Problem statement
An exact copy of every record below is needed, with the pictures left out.
+++
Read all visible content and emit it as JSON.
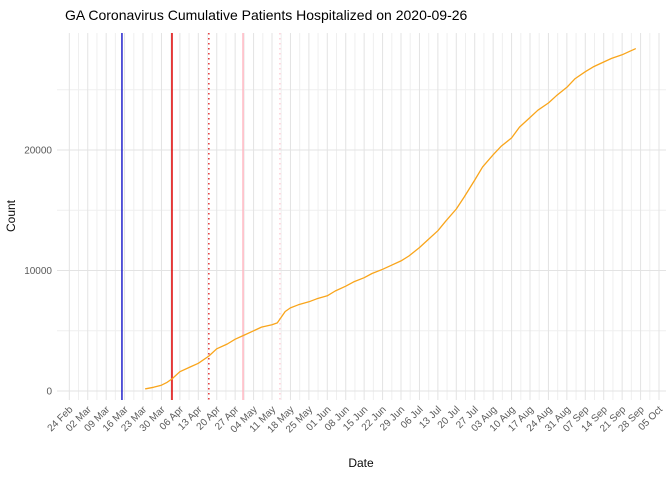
{
  "chart_data": {
    "type": "line",
    "title": "GA Coronavirus Cumulative Patients Hospitalized on 2020-09-26",
    "xlabel": "Date",
    "ylabel": "Count",
    "grid": true,
    "legend": "none",
    "x_axis": {
      "start": "2020-02-24",
      "end": "2020-10-05",
      "tick_interval_days": 7
    },
    "y_axis": {
      "min": 0,
      "max": 29500,
      "major_tick_interval": 10000,
      "minor_tick_interval": 5000
    },
    "x_ticks": [
      {
        "label": "24 Feb",
        "date": "2020-02-24"
      },
      {
        "label": "02 Mar",
        "date": "2020-03-02"
      },
      {
        "label": "09 Mar",
        "date": "2020-03-09"
      },
      {
        "label": "16 Mar",
        "date": "2020-03-16"
      },
      {
        "label": "23 Mar",
        "date": "2020-03-23"
      },
      {
        "label": "30 Mar",
        "date": "2020-03-30"
      },
      {
        "label": "06 Apr",
        "date": "2020-04-06"
      },
      {
        "label": "13 Apr",
        "date": "2020-04-13"
      },
      {
        "label": "20 Apr",
        "date": "2020-04-20"
      },
      {
        "label": "27 Apr",
        "date": "2020-04-27"
      },
      {
        "label": "04 May",
        "date": "2020-05-04"
      },
      {
        "label": "11 May",
        "date": "2020-05-11"
      },
      {
        "label": "18 May",
        "date": "2020-05-18"
      },
      {
        "label": "25 May",
        "date": "2020-05-25"
      },
      {
        "label": "01 Jun",
        "date": "2020-06-01"
      },
      {
        "label": "08 Jun",
        "date": "2020-06-08"
      },
      {
        "label": "15 Jun",
        "date": "2020-06-15"
      },
      {
        "label": "22 Jun",
        "date": "2020-06-22"
      },
      {
        "label": "29 Jun",
        "date": "2020-06-29"
      },
      {
        "label": "06 Jul",
        "date": "2020-07-06"
      },
      {
        "label": "13 Jul",
        "date": "2020-07-13"
      },
      {
        "label": "20 Jul",
        "date": "2020-07-20"
      },
      {
        "label": "27 Jul",
        "date": "2020-07-27"
      },
      {
        "label": "03 Aug",
        "date": "2020-08-03"
      },
      {
        "label": "10 Aug",
        "date": "2020-08-10"
      },
      {
        "label": "17 Aug",
        "date": "2020-08-17"
      },
      {
        "label": "24 Aug",
        "date": "2020-08-24"
      },
      {
        "label": "31 Aug",
        "date": "2020-08-31"
      },
      {
        "label": "07 Sep",
        "date": "2020-09-07"
      },
      {
        "label": "14 Sep",
        "date": "2020-09-14"
      },
      {
        "label": "21 Sep",
        "date": "2020-09-21"
      },
      {
        "label": "28 Sep",
        "date": "2020-09-28"
      },
      {
        "label": "05 Oct",
        "date": "2020-10-05"
      }
    ],
    "y_ticks": [
      {
        "label": "0",
        "value": 0
      },
      {
        "label": "10000",
        "value": 10000
      },
      {
        "label": "20000",
        "value": 20000
      }
    ],
    "vlines": [
      {
        "date": "2020-03-15",
        "color": "#2222CC",
        "style": "solid"
      },
      {
        "date": "2020-04-03",
        "color": "#DD0000",
        "style": "solid"
      },
      {
        "date": "2020-04-17",
        "color": "#E03333",
        "style": "dotted"
      },
      {
        "date": "2020-04-30",
        "color": "#FFB6C1",
        "style": "solid"
      },
      {
        "date": "2020-05-14",
        "color": "#FFCCD5",
        "style": "dotted"
      }
    ],
    "style": {
      "line_color": "#F9A51B",
      "grid_major": "#E3E3E3",
      "grid_minor": "#EFEFEF"
    },
    "series": [
      {
        "name": "cumulative-patients-hospitalized",
        "color": "#F9A51B",
        "points": [
          [
            "2020-03-24",
            180
          ],
          [
            "2020-03-27",
            310
          ],
          [
            "2020-03-30",
            480
          ],
          [
            "2020-04-01",
            700
          ],
          [
            "2020-04-03",
            1000
          ],
          [
            "2020-04-06",
            1600
          ],
          [
            "2020-04-10",
            2000
          ],
          [
            "2020-04-13",
            2300
          ],
          [
            "2020-04-17",
            2900
          ],
          [
            "2020-04-20",
            3500
          ],
          [
            "2020-04-24",
            3900
          ],
          [
            "2020-04-27",
            4300
          ],
          [
            "2020-04-30",
            4600
          ],
          [
            "2020-05-04",
            5000
          ],
          [
            "2020-05-07",
            5300
          ],
          [
            "2020-05-11",
            5500
          ],
          [
            "2020-05-13",
            5650
          ],
          [
            "2020-05-16",
            6600
          ],
          [
            "2020-05-18",
            6900
          ],
          [
            "2020-05-21",
            7150
          ],
          [
            "2020-05-25",
            7400
          ],
          [
            "2020-05-28",
            7650
          ],
          [
            "2020-06-01",
            7900
          ],
          [
            "2020-06-04",
            8300
          ],
          [
            "2020-06-08",
            8700
          ],
          [
            "2020-06-11",
            9050
          ],
          [
            "2020-06-15",
            9400
          ],
          [
            "2020-06-18",
            9750
          ],
          [
            "2020-06-22",
            10100
          ],
          [
            "2020-06-25",
            10400
          ],
          [
            "2020-06-29",
            10800
          ],
          [
            "2020-07-02",
            11200
          ],
          [
            "2020-07-06",
            11900
          ],
          [
            "2020-07-09",
            12500
          ],
          [
            "2020-07-13",
            13300
          ],
          [
            "2020-07-16",
            14100
          ],
          [
            "2020-07-20",
            15100
          ],
          [
            "2020-07-23",
            16100
          ],
          [
            "2020-07-27",
            17500
          ],
          [
            "2020-07-30",
            18600
          ],
          [
            "2020-08-03",
            19600
          ],
          [
            "2020-08-06",
            20300
          ],
          [
            "2020-08-10",
            21000
          ],
          [
            "2020-08-13",
            21900
          ],
          [
            "2020-08-17",
            22700
          ],
          [
            "2020-08-20",
            23300
          ],
          [
            "2020-08-24",
            23900
          ],
          [
            "2020-08-27",
            24500
          ],
          [
            "2020-08-31",
            25200
          ],
          [
            "2020-09-03",
            25900
          ],
          [
            "2020-09-07",
            26500
          ],
          [
            "2020-09-10",
            26900
          ],
          [
            "2020-09-14",
            27300
          ],
          [
            "2020-09-17",
            27600
          ],
          [
            "2020-09-21",
            27900
          ],
          [
            "2020-09-24",
            28200
          ],
          [
            "2020-09-26",
            28400
          ]
        ]
      }
    ]
  }
}
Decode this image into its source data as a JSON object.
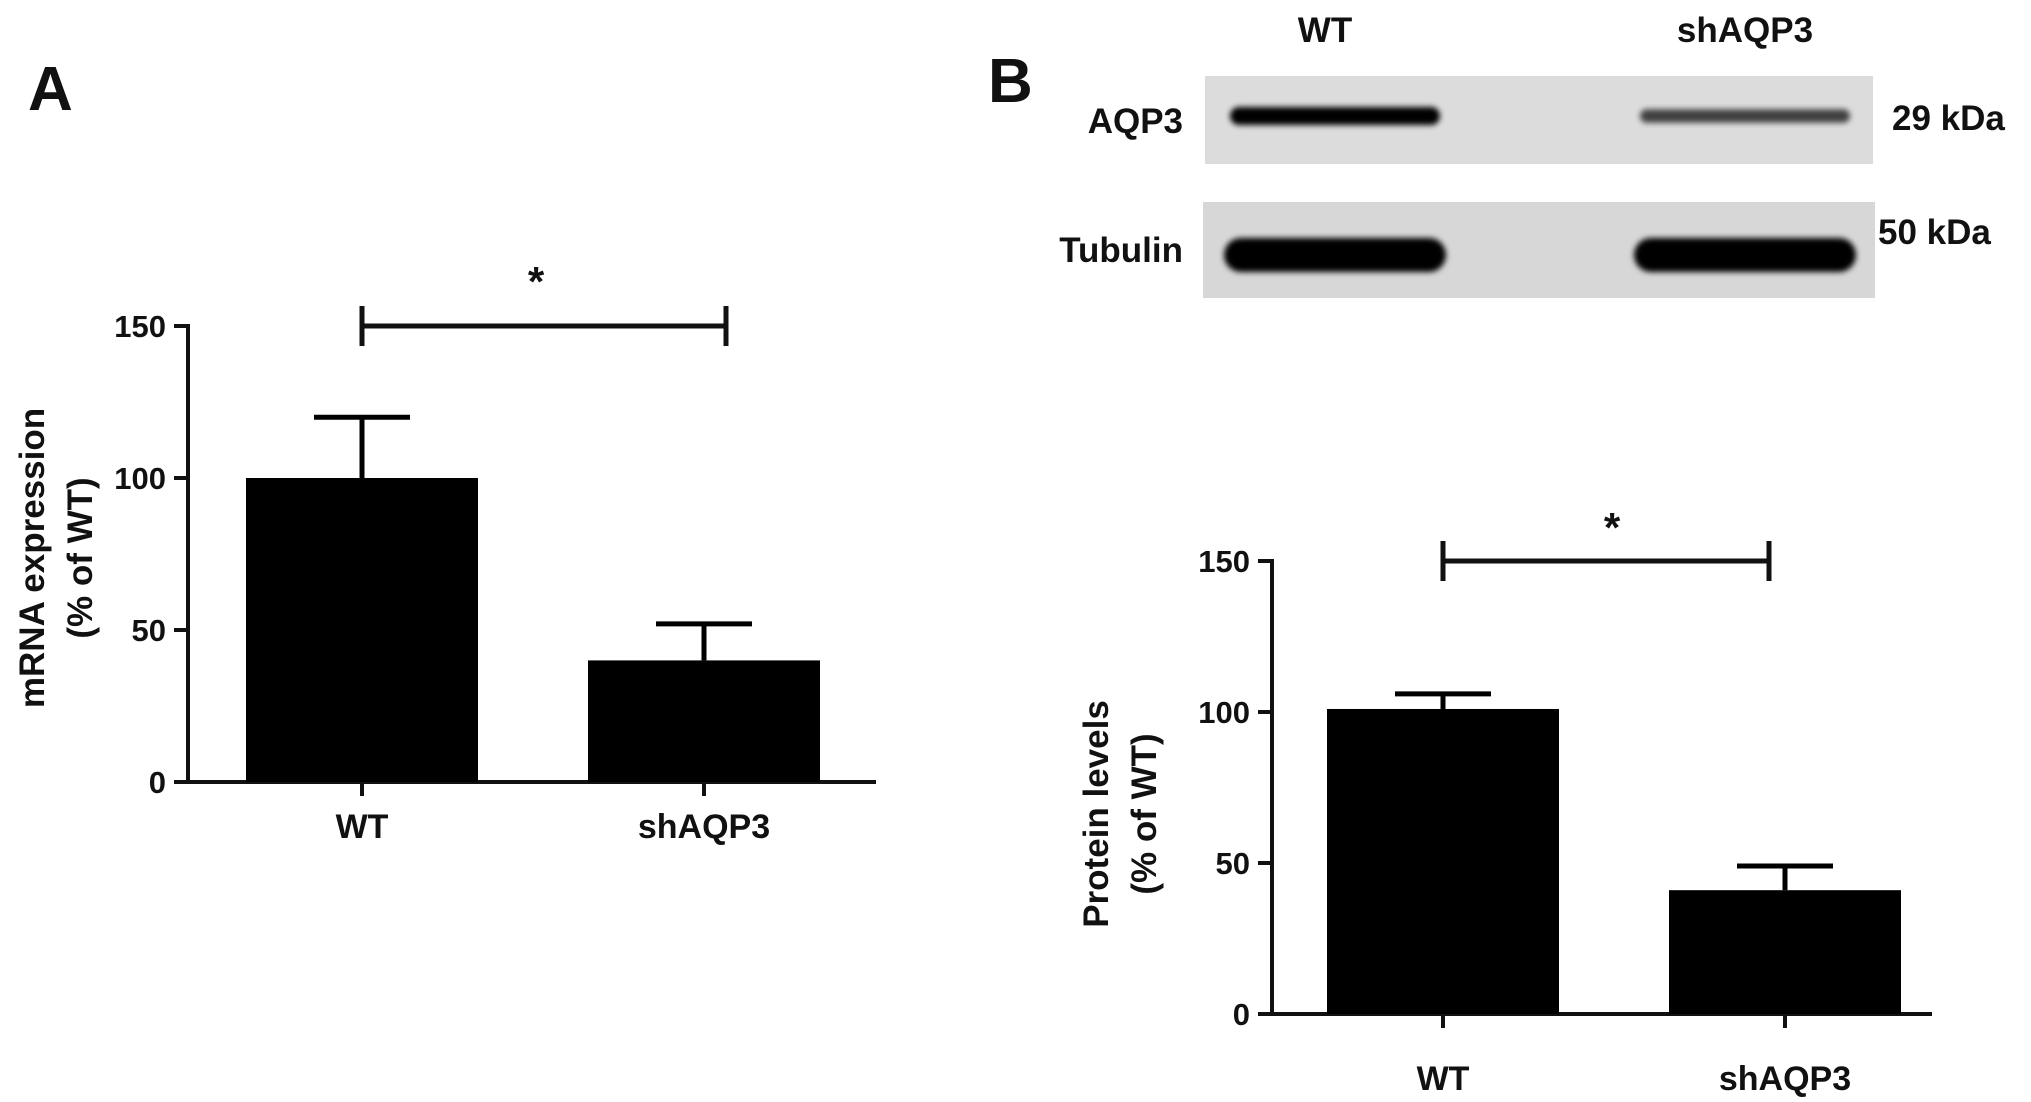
{
  "panels": {
    "a_label": "A",
    "b_label": "B"
  },
  "blot": {
    "lane_labels": [
      "WT",
      "shAQP3"
    ],
    "rows": [
      {
        "name": "AQP3",
        "size": "29 kDa",
        "band_intensity": [
          1.0,
          0.55
        ]
      },
      {
        "name": "Tubulin",
        "size": "50 kDa",
        "band_intensity": [
          1.0,
          1.0
        ]
      }
    ]
  },
  "chart_data": [
    {
      "type": "bar",
      "categories": [
        "WT",
        "shAQP3"
      ],
      "values": [
        100,
        40
      ],
      "errors": [
        20,
        12
      ],
      "ylabel_line1": "mRNA expression",
      "ylabel_line2": "(% of WT)",
      "ylim": [
        0,
        150
      ],
      "yticks": [
        "0",
        "50",
        "100",
        "150"
      ],
      "significance": "*",
      "bar_color": "#000000"
    },
    {
      "type": "bar",
      "categories": [
        "WT",
        "shAQP3"
      ],
      "values": [
        101,
        41
      ],
      "errors": [
        5,
        8
      ],
      "ylabel_line1": "Protein levels",
      "ylabel_line2": "(% of WT)",
      "ylim": [
        0,
        150
      ],
      "yticks": [
        "0",
        "50",
        "100",
        "150"
      ],
      "significance": "*",
      "bar_color": "#000000"
    }
  ]
}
+++
Written reply
Read all visible content and emit it as JSON.
{
  "chart_data": {
    "type": "line",
    "title": "GA Coronavirus Cumulative Patients Hospitalized on 2020-09-26",
    "xlabel": "Date",
    "ylabel": "Count",
    "grid": true,
    "legend": "none",
    "x_axis": {
      "start": "2020-02-24",
      "end": "2020-10-05",
      "tick_interval_days": 7
    },
    "y_axis": {
      "min": 0,
      "max": 29500,
      "major_tick_interval": 10000,
      "minor_tick_interval": 5000
    },
    "x_ticks": [
      {
        "label": "24 Feb",
        "date": "2020-02-24"
      },
      {
        "label": "02 Mar",
        "date": "2020-03-02"
      },
      {
        "label": "09 Mar",
        "date": "2020-03-09"
      },
      {
        "label": "16 Mar",
        "date": "2020-03-16"
      },
      {
        "label": "23 Mar",
        "date": "2020-03-23"
      },
      {
        "label": "30 Mar",
        "date": "2020-03-30"
      },
      {
        "label": "06 Apr",
        "date": "2020-04-06"
      },
      {
        "label": "13 Apr",
        "date": "2020-04-13"
      },
      {
        "label": "20 Apr",
        "date": "2020-04-20"
      },
      {
        "label": "27 Apr",
        "date": "2020-04-27"
      },
      {
        "label": "04 May",
        "date": "2020-05-04"
      },
      {
        "label": "11 May",
        "date": "2020-05-11"
      },
      {
        "label": "18 May",
        "date": "2020-05-18"
      },
      {
        "label": "25 May",
        "date": "2020-05-25"
      },
      {
        "label": "01 Jun",
        "date": "2020-06-01"
      },
      {
        "label": "08 Jun",
        "date": "2020-06-08"
      },
      {
        "label": "15 Jun",
        "date": "2020-06-15"
      },
      {
        "label": "22 Jun",
        "date": "2020-06-22"
      },
      {
        "label": "29 Jun",
        "date": "2020-06-29"
      },
      {
        "label": "06 Jul",
        "date": "2020-07-06"
      },
      {
        "label": "13 Jul",
        "date": "2020-07-13"
      },
      {
        "label": "20 Jul",
        "date": "2020-07-20"
      },
      {
        "label": "27 Jul",
        "date": "2020-07-27"
      },
      {
        "label": "03 Aug",
        "date": "2020-08-03"
      },
      {
        "label": "10 Aug",
        "date": "2020-08-10"
      },
      {
        "label": "17 Aug",
        "date": "2020-08-17"
      },
      {
        "label": "24 Aug",
        "date": "2020-08-24"
      },
      {
        "label": "31 Aug",
        "date": "2020-08-31"
      },
      {
        "label": "07 Sep",
        "date": "2020-09-07"
      },
      {
        "label": "14 Sep",
        "date": "2020-09-14"
      },
      {
        "label": "21 Sep",
        "date": "2020-09-21"
      },
      {
        "label": "28 Sep",
        "date": "2020-09-28"
      },
      {
        "label": "05 Oct",
        "date": "2020-10-05"
      }
    ],
    "y_ticks": [
      {
        "label": "0",
        "value": 0
      },
      {
        "label": "10000",
        "value": 10000
      },
      {
        "label": "20000",
        "value": 20000
      }
    ],
    "vlines": [
      {
        "date": "2020-03-15",
        "color": "#2222CC",
        "style": "solid"
      },
      {
        "date": "2020-04-03",
        "color": "#DD0000",
        "style": "solid"
      },
      {
        "date": "2020-04-17",
        "color": "#E03333",
        "style": "dotted"
      },
      {
        "date": "2020-04-30",
        "color": "#FFB6C1",
        "style": "solid"
      },
      {
        "date": "2020-05-14",
        "color": "#FFCCD5",
        "style": "dotted"
      }
    ],
    "style": {
      "line_color": "#F9A51B",
      "grid_major": "#E3E3E3",
      "grid_minor": "#EFEFEF"
    },
    "series": [
      {
        "name": "cumulative-patients-hospitalized",
        "color": "#F9A51B",
        "points": [
          [
            "2020-03-24",
            180
          ],
          [
            "2020-03-27",
            310
          ],
          [
            "2020-03-30",
            480
          ],
          [
            "2020-04-01",
            700
          ],
          [
            "2020-04-03",
            1000
          ],
          [
            "2020-04-06",
            1600
          ],
          [
            "2020-04-10",
            2000
          ],
          [
            "2020-04-13",
            2300
          ],
          [
            "2020-04-17",
            2900
          ],
          [
            "2020-04-20",
            3500
          ],
          [
            "2020-04-24",
            3900
          ],
          [
            "2020-04-27",
            4300
          ],
          [
            "2020-04-30",
            4600
          ],
          [
            "2020-05-04",
            5000
          ],
          [
            "2020-05-07",
            5300
          ],
          [
            "2020-05-11",
            5500
          ],
          [
            "2020-05-13",
            5650
          ],
          [
            "2020-05-16",
            6600
          ],
          [
            "2020-05-18",
            6900
          ],
          [
            "2020-05-21",
            7150
          ],
          [
            "2020-05-25",
            7400
          ],
          [
            "2020-05-28",
            7650
          ],
          [
            "2020-06-01",
            7900
          ],
          [
            "2020-06-04",
            8300
          ],
          [
            "2020-06-08",
            8700
          ],
          [
            "2020-06-11",
            9050
          ],
          [
            "2020-06-15",
            9400
          ],
          [
            "2020-06-18",
            9750
          ],
          [
            "2020-06-22",
            10100
          ],
          [
            "2020-06-25",
            10400
          ],
          [
            "2020-06-29",
            10800
          ],
          [
            "2020-07-02",
            11200
          ],
          [
            "2020-07-06",
            11900
          ],
          [
            "2020-07-09",
            12500
          ],
          [
            "2020-07-13",
            13300
          ],
          [
            "2020-07-16",
            14100
          ],
          [
            "2020-07-20",
            15100
          ],
          [
            "2020-07-23",
            16100
          ],
          [
            "2020-07-27",
            17500
          ],
          [
            "2020-07-30",
            18600
          ],
          [
            "2020-08-03",
            19600
          ],
          [
            "2020-08-06",
            20300
          ],
          [
            "2020-08-10",
            21000
          ],
          [
            "2020-08-13",
            21900
          ],
          [
            "2020-08-17",
            22700
          ],
          [
            "2020-08-20",
            23300
          ],
          [
            "2020-08-24",
            23900
          ],
          [
            "2020-08-27",
            24500
          ],
          [
            "2020-08-31",
            25200
          ],
          [
            "2020-09-03",
            25900
          ],
          [
            "2020-09-07",
            26500
          ],
          [
            "2020-09-10",
            26900
          ],
          [
            "2020-09-14",
            27300
          ],
          [
            "2020-09-17",
            27600
          ],
          [
            "2020-09-21",
            27900
          ],
          [
            "2020-09-24",
            28200
          ],
          [
            "2020-09-26",
            28400
          ]
        ]
      }
    ]
  }
}
Decode this image into its source data as a JSON object.
{
  "panels": {
    "a_label": "A",
    "b_label": "B"
  },
  "blot": {
    "lane_labels": [
      "WT",
      "shAQP3"
    ],
    "rows": [
      {
        "name": "AQP3",
        "size": "29 kDa",
        "band_intensity": [
          1.0,
          0.55
        ]
      },
      {
        "name": "Tubulin",
        "size": "50 kDa",
        "band_intensity": [
          1.0,
          1.0
        ]
      }
    ]
  },
  "chart_data": [
    {
      "type": "bar",
      "categories": [
        "WT",
        "shAQP3"
      ],
      "values": [
        100,
        40
      ],
      "errors": [
        20,
        12
      ],
      "ylabel_line1": "mRNA expression",
      "ylabel_line2": "(% of WT)",
      "ylim": [
        0,
        150
      ],
      "yticks": [
        "0",
        "50",
        "100",
        "150"
      ],
      "significance": "*",
      "bar_color": "#000000"
    },
    {
      "type": "bar",
      "categories": [
        "WT",
        "shAQP3"
      ],
      "values": [
        101,
        41
      ],
      "errors": [
        5,
        8
      ],
      "ylabel_line1": "Protein levels",
      "ylabel_line2": "(% of WT)",
      "ylim": [
        0,
        150
      ],
      "yticks": [
        "0",
        "50",
        "100",
        "150"
      ],
      "significance": "*",
      "bar_color": "#000000"
    }
  ]
}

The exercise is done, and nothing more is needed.